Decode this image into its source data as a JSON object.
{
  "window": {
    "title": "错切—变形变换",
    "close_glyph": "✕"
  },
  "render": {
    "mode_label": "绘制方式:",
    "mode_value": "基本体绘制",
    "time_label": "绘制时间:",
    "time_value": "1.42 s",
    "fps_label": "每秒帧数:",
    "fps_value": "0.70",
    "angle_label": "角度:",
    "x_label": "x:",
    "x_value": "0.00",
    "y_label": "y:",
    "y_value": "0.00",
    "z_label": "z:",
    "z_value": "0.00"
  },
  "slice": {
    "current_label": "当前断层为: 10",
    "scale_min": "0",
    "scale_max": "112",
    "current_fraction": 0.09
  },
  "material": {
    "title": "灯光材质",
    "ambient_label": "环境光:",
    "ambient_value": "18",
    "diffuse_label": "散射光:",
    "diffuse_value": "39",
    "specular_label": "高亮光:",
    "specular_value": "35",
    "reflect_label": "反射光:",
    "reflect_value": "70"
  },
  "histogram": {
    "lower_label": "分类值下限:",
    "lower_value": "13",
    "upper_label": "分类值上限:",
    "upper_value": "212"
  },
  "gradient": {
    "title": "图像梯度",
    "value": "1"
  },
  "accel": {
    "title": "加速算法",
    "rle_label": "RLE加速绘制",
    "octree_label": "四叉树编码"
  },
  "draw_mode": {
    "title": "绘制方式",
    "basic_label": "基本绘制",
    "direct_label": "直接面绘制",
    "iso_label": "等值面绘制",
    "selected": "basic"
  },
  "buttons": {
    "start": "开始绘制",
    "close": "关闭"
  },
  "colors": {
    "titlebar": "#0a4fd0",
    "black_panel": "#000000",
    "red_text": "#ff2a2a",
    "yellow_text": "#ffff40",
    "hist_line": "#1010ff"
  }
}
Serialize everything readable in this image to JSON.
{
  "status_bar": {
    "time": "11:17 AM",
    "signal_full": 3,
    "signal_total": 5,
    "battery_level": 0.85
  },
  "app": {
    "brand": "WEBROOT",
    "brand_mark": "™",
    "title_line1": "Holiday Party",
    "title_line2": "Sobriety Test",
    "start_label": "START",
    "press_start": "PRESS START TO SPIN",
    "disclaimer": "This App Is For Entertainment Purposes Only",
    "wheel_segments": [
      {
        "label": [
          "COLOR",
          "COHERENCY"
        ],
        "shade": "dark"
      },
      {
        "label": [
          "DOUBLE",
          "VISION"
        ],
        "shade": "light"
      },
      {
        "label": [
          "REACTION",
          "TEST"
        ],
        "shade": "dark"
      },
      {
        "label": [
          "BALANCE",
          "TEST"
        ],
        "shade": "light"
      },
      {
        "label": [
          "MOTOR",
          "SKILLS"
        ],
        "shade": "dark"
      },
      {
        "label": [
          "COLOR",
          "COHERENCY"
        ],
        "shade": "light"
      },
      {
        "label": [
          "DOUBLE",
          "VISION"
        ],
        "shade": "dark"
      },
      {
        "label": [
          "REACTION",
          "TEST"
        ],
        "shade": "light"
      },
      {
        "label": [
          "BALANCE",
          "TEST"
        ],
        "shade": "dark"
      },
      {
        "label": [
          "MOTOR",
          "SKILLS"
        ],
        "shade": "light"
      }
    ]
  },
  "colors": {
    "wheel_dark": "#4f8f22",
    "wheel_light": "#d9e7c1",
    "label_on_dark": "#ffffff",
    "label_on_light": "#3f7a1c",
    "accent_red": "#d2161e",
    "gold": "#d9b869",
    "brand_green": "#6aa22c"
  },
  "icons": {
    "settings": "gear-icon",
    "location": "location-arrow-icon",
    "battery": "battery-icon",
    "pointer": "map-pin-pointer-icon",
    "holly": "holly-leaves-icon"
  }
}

- WHAT NEEDS TO BE DONE
Within the listing above, find every line containing the string "JSON" and return it.

- PROBLEM SOLUTION
Decode this image into its source data as a JSON object.
Serialize everything readable in this image to JSON.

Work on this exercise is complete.